*TASK INSTRUCTIONS*:
Render the lines as a numbered list, leaving out blank lines. Start with the first line and stop after the line that contains "- sidebar-item-family-safety[interactable]: Family".

*SUPPLIED MATERIAL*:
▼▼▼
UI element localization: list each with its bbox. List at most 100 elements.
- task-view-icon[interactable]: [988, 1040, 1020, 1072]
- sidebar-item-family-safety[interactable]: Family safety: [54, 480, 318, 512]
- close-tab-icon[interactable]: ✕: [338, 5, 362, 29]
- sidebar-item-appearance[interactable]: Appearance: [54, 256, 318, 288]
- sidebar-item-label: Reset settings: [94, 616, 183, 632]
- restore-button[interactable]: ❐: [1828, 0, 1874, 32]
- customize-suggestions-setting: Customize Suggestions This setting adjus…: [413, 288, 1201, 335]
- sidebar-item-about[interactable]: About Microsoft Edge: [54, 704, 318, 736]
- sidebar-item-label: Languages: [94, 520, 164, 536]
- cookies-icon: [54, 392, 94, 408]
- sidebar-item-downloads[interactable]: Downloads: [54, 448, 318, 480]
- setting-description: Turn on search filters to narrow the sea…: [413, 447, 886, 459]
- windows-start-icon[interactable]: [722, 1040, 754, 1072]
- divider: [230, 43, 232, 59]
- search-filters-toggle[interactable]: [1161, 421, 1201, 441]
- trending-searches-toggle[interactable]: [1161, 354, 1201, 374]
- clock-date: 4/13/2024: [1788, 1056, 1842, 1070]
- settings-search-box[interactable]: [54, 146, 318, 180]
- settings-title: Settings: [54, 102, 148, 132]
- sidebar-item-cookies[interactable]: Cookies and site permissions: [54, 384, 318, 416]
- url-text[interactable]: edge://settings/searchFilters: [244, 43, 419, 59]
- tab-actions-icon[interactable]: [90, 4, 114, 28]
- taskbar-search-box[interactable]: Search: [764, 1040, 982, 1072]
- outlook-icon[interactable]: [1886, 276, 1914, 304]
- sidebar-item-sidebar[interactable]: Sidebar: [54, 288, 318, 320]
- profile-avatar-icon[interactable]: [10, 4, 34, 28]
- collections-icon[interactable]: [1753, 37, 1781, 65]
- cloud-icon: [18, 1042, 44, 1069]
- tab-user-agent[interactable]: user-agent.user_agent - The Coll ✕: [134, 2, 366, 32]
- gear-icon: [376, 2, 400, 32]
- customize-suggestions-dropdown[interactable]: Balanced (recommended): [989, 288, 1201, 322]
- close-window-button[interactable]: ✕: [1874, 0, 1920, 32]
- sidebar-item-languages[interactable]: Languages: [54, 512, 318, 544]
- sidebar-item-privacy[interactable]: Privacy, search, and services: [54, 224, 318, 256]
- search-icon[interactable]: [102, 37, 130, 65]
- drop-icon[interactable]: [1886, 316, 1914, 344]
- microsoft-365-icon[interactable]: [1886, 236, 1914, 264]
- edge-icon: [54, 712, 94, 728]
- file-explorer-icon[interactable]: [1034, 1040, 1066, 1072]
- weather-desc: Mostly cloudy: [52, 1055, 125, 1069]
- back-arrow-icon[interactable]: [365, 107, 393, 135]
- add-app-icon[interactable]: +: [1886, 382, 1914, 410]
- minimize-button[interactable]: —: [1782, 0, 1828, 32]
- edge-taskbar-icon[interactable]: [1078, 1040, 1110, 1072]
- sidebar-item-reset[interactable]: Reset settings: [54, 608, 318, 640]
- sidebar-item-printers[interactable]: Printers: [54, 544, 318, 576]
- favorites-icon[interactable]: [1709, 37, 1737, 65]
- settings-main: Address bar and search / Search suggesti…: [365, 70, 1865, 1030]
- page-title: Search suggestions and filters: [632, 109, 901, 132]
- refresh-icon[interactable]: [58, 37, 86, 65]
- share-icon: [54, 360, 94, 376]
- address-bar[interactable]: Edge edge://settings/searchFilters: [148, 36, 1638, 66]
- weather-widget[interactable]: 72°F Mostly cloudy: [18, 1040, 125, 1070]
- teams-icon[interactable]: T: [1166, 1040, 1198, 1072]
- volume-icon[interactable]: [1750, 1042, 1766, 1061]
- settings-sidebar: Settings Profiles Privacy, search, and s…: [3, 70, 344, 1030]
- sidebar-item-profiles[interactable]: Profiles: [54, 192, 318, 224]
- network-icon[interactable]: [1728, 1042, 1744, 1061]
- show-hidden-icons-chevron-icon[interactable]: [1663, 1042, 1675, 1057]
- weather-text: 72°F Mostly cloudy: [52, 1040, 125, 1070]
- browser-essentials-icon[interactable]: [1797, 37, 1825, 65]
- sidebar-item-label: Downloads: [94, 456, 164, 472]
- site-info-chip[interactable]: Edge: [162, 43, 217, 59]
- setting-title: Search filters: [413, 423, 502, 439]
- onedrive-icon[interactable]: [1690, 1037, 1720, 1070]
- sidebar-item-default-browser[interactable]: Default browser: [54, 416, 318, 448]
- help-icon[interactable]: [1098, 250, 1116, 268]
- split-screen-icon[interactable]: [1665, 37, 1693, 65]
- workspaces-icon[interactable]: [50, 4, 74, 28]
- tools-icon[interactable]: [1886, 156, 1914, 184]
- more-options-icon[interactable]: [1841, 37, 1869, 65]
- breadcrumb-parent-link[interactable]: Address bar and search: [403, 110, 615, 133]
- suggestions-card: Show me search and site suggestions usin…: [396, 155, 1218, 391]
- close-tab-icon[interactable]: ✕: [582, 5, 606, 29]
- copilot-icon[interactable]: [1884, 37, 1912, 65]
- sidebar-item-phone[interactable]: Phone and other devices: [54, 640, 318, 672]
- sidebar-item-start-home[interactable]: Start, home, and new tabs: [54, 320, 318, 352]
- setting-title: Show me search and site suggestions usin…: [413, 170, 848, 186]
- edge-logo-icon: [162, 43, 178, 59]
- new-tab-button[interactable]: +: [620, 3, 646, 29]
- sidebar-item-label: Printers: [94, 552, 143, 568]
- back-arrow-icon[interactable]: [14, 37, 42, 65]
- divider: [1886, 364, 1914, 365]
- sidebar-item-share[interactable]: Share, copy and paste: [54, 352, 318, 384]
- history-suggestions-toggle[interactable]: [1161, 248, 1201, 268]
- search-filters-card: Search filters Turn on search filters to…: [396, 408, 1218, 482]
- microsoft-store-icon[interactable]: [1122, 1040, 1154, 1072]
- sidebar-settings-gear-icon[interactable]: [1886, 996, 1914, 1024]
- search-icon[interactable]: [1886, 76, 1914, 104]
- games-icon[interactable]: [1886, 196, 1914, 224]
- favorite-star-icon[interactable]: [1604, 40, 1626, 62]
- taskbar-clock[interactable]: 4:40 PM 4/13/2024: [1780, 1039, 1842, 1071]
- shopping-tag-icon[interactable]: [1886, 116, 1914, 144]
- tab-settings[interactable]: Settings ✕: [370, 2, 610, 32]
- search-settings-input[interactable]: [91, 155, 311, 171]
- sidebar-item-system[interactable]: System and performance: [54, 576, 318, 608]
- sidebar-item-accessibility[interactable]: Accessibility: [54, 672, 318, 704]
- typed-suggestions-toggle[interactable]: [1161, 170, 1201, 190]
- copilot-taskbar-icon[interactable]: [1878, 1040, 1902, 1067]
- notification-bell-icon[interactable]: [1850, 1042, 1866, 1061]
▲▲▲
*ANSWER TO THE PROBLEM*:
1. UI element localization: list each with its bbox. List at most 100 elements.
2. - task-view-icon[interactable]: [988, 1040, 1020, 1072]
3. - sidebar-item-family-safety[interactable]: Family safety: [54, 480, 318, 512]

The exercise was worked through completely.